Instruction: Retype the data that follows line by line, exactly, and leave its pictures out.

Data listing
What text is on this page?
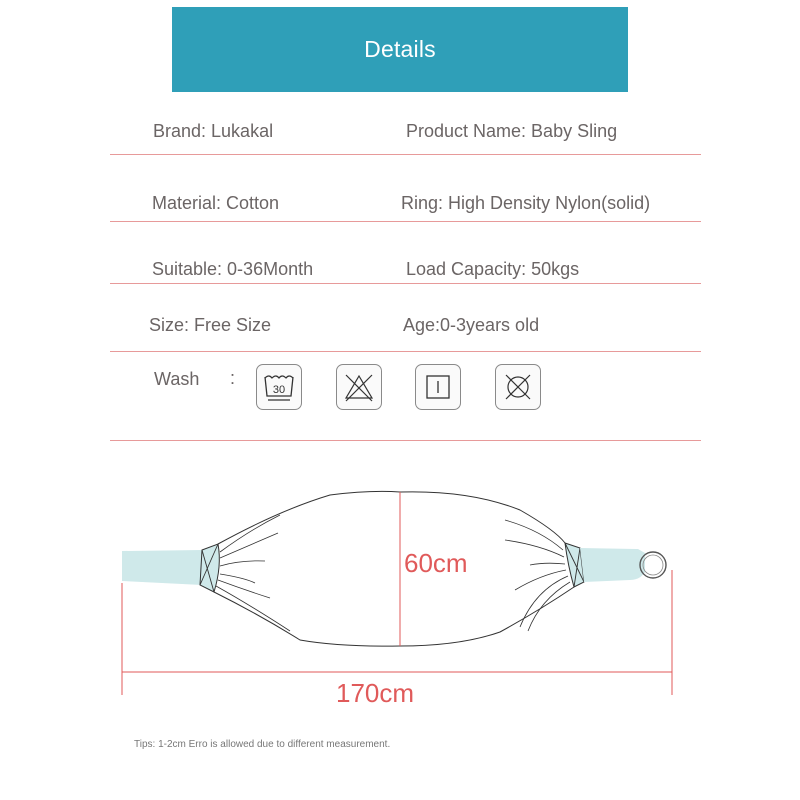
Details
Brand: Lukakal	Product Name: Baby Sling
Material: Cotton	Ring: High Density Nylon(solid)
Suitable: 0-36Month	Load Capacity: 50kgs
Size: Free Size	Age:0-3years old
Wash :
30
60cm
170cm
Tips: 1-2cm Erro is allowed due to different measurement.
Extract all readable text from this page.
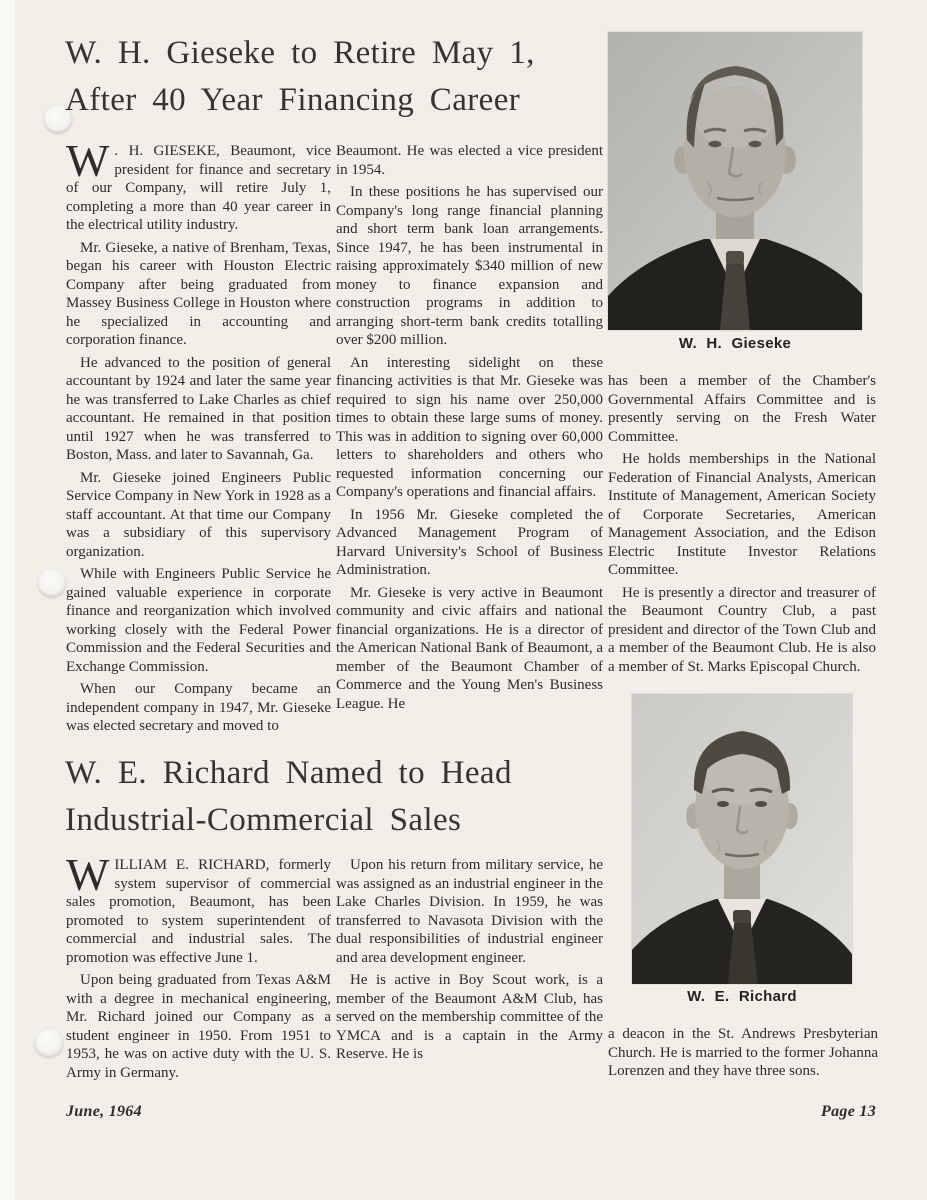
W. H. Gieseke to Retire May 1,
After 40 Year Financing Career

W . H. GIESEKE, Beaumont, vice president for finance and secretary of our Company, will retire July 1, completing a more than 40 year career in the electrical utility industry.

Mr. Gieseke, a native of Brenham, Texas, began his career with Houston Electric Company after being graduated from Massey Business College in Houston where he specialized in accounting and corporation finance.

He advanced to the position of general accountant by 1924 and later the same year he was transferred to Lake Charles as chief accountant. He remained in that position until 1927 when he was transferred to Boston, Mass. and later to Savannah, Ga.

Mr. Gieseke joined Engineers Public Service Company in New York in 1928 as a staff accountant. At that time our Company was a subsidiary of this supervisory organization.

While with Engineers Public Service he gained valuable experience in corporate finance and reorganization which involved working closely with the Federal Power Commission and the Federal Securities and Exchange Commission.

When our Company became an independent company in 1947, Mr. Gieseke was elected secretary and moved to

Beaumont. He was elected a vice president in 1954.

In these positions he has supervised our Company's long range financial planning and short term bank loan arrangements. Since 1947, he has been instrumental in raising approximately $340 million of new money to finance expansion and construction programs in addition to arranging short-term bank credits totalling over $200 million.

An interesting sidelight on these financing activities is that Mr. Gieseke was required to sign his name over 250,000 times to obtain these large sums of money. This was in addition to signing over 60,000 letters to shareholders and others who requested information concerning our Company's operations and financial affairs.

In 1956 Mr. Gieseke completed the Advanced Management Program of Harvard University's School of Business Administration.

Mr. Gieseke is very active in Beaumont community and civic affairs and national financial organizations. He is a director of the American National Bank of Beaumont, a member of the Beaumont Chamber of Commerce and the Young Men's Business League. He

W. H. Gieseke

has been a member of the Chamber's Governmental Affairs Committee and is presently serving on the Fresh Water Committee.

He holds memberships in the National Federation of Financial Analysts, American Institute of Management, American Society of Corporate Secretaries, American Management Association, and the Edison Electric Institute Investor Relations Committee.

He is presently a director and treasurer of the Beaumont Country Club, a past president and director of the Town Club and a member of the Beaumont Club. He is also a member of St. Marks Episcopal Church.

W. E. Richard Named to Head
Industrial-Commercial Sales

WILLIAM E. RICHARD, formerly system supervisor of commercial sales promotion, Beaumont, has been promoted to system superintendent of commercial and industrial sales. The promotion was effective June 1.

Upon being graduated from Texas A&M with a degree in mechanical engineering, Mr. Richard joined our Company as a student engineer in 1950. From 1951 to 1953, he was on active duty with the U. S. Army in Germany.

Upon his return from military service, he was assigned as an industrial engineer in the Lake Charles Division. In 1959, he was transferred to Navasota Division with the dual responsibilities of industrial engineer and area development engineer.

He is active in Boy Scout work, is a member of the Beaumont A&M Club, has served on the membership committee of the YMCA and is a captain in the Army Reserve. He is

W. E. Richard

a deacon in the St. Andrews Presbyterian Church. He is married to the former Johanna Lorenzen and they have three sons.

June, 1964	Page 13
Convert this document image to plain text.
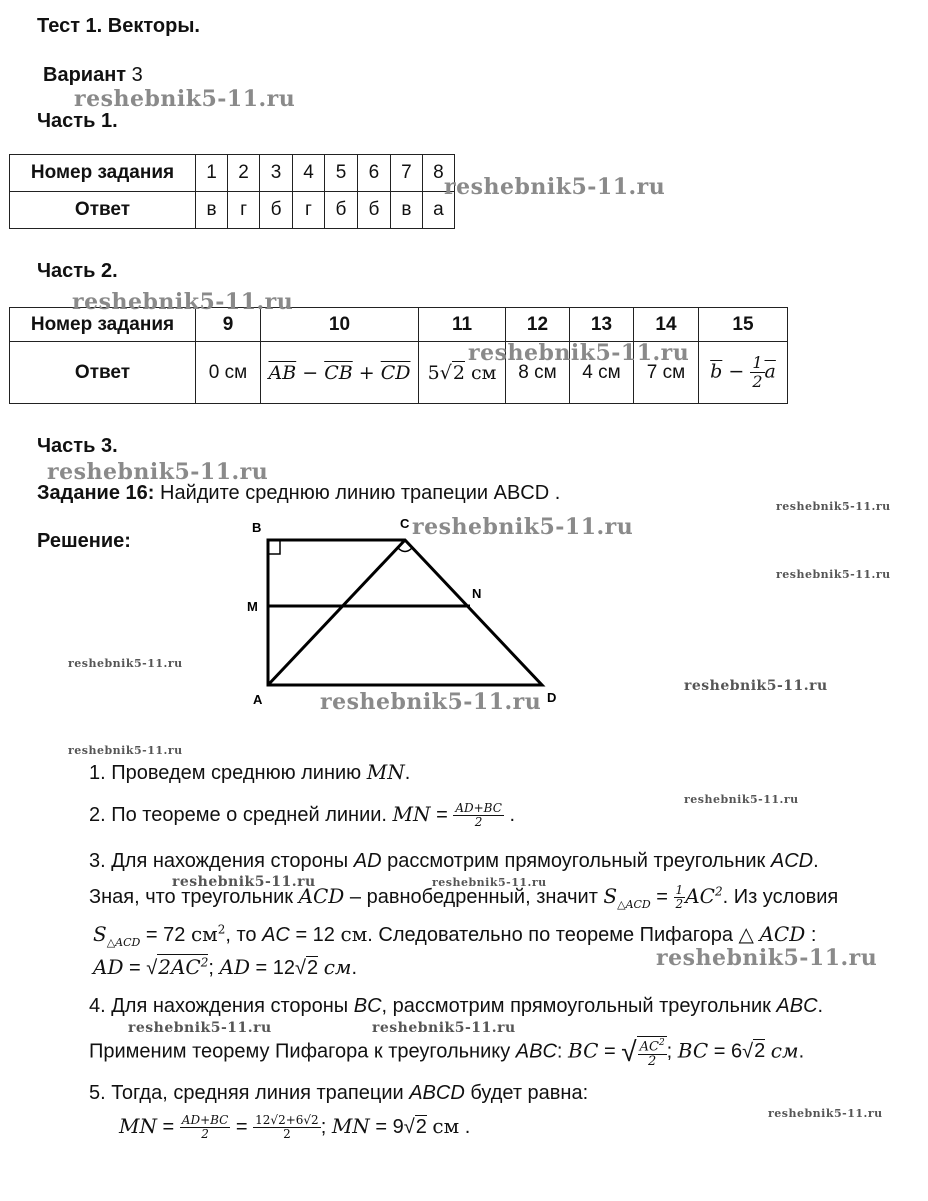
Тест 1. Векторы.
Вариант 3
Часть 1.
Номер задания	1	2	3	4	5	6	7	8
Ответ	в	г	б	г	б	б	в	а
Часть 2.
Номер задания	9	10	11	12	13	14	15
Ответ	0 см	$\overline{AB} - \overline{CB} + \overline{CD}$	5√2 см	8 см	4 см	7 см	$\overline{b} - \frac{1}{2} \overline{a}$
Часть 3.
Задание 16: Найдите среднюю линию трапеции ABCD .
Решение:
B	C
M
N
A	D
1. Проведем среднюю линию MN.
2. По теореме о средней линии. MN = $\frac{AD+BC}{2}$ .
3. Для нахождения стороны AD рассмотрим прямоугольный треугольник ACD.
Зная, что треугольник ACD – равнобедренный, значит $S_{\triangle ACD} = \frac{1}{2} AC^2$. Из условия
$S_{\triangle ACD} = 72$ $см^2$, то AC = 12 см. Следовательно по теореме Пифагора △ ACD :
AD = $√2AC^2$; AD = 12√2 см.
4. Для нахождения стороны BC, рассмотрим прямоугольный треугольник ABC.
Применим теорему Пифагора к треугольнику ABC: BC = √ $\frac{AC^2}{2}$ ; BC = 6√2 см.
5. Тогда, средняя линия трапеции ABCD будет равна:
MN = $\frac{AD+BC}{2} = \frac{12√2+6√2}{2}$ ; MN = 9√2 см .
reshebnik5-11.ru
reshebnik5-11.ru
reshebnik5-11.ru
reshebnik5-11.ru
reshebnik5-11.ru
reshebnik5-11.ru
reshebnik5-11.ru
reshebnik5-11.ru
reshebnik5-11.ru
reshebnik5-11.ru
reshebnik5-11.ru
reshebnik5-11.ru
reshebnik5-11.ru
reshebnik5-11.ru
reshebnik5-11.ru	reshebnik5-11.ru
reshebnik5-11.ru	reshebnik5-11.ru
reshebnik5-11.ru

Answer to this exercise:
What text is on this page?
Details
Brand: Lukakal	Product Name: Baby Sling
Material: Cotton	Ring: High Density Nylon(solid)
Suitable: 0-36Month	Load Capacity: 50kgs
Size: Free Size	Age:0-3years old
Wash :
30
60cm
170cm
Tips: 1-2cm Erro is allowed due to different measurement.
Extract all readable text from this page.
W. H. Gieseke to Retire May 1,
After 40 Year Financing Career

W . H. GIESEKE, Beaumont, vice president for finance and secretary of our Company, will retire July 1, completing a more than 40 year career in the electrical utility industry.

Mr. Gieseke, a native of Brenham, Texas, began his career with Houston Electric Company after being graduated from Massey Business College in Houston where he specialized in accounting and corporation finance.

He advanced to the position of general accountant by 1924 and later the same year he was transferred to Lake Charles as chief accountant. He remained in that position until 1927 when he was transferred to Boston, Mass. and later to Savannah, Ga.

Mr. Gieseke joined Engineers Public Service Company in New York in 1928 as a staff accountant. At that time our Company was a subsidiary of this supervisory organization.

While with Engineers Public Service he gained valuable experience in corporate finance and reorganization which involved working closely with the Federal Power Commission and the Federal Securities and Exchange Commission.

When our Company became an independent company in 1947, Mr. Gieseke was elected secretary and moved to

Beaumont. He was elected a vice president in 1954.

In these positions he has supervised our Company's long range financial planning and short term bank loan arrangements. Since 1947, he has been instrumental in raising approximately $340 million of new money to finance expansion and construction programs in addition to arranging short-term bank credits totalling over $200 million.

An interesting sidelight on these financing activities is that Mr. Gieseke was required to sign his name over 250,000 times to obtain these large sums of money. This was in addition to signing over 60,000 letters to shareholders and others who requested information concerning our Company's operations and financial affairs.

In 1956 Mr. Gieseke completed the Advanced Management Program of Harvard University's School of Business Administration.

Mr. Gieseke is very active in Beaumont community and civic affairs and national financial organizations. He is a director of the American National Bank of Beaumont, a member of the Beaumont Chamber of Commerce and the Young Men's Business League. He

W. H. Gieseke

has been a member of the Chamber's Governmental Affairs Committee and is presently serving on the Fresh Water Committee.

He holds memberships in the National Federation of Financial Analysts, American Institute of Management, American Society of Corporate Secretaries, American Management Association, and the Edison Electric Institute Investor Relations Committee.

He is presently a director and treasurer of the Beaumont Country Club, a past president and director of the Town Club and a member of the Beaumont Club. He is also a member of St. Marks Episcopal Church.

W. E. Richard Named to Head
Industrial-Commercial Sales

WILLIAM E. RICHARD, formerly system supervisor of commercial sales promotion, Beaumont, has been promoted to system superintendent of commercial and industrial sales. The promotion was effective June 1.

Upon being graduated from Texas A&M with a degree in mechanical engineering, Mr. Richard joined our Company as a student engineer in 1950. From 1951 to 1953, he was on active duty with the U. S. Army in Germany.

Upon his return from military service, he was assigned as an industrial engineer in the Lake Charles Division. In 1959, he was transferred to Navasota Division with the dual responsibilities of industrial engineer and area development engineer.

He is active in Boy Scout work, is a member of the Beaumont A&M Club, has served on the membership committee of the YMCA and is a captain in the Army Reserve. He is

W. E. Richard

a deacon in the St. Andrews Presbyterian Church. He is married to the former Johanna Lorenzen and they have three sons.

June, 1964	Page 13
Convert this document image to plain text.
Тест 1. Векторы.
Вариант 3
Часть 1.
Номер задания	1	2	3	4	5	6	7	8
Ответ	в	г	б	г	б	б	в	а
Часть 2.
Номер задания	9	10	11	12	13	14	15
Ответ	0 см	$\overline{AB} - \overline{CB} + \overline{CD}$	5√2 см	8 см	4 см	7 см	$\overline{b} - \frac{1}{2} \overline{a}$
Часть 3.
Задание 16: Найдите среднюю линию трапеции ABCD .
Решение:
B	C
M
N
A	D
1. Проведем среднюю линию MN.
2. По теореме о средней линии. MN = $\frac{AD+BC}{2}$ .
3. Для нахождения стороны AD рассмотрим прямоугольный треугольник ACD.
Зная, что треугольник ACD – равнобедренный, значит $S_{\triangle ACD} = \frac{1}{2} AC^2$. Из условия
$S_{\triangle ACD} = 72$ $см^2$, то AC = 12 см. Следовательно по теореме Пифагора △ ACD :
AD = $√2AC^2$; AD = 12√2 см.
4. Для нахождения стороны BC, рассмотрим прямоугольный треугольник ABC.
Применим теорему Пифагора к треугольнику ABC: BC = √ $\frac{AC^2}{2}$ ; BC = 6√2 см.
5. Тогда, средняя линия трапеции ABCD будет равна:
MN = $\frac{AD+BC}{2} = \frac{12√2+6√2}{2}$ ; MN = 9√2 см .
reshebnik5-11.ru
reshebnik5-11.ru
reshebnik5-11.ru
reshebnik5-11.ru
reshebnik5-11.ru
reshebnik5-11.ru
reshebnik5-11.ru
reshebnik5-11.ru
reshebnik5-11.ru
reshebnik5-11.ru
reshebnik5-11.ru
reshebnik5-11.ru
reshebnik5-11.ru
reshebnik5-11.ru
reshebnik5-11.ru	reshebnik5-11.ru
reshebnik5-11.ru	reshebnik5-11.ru
reshebnik5-11.ru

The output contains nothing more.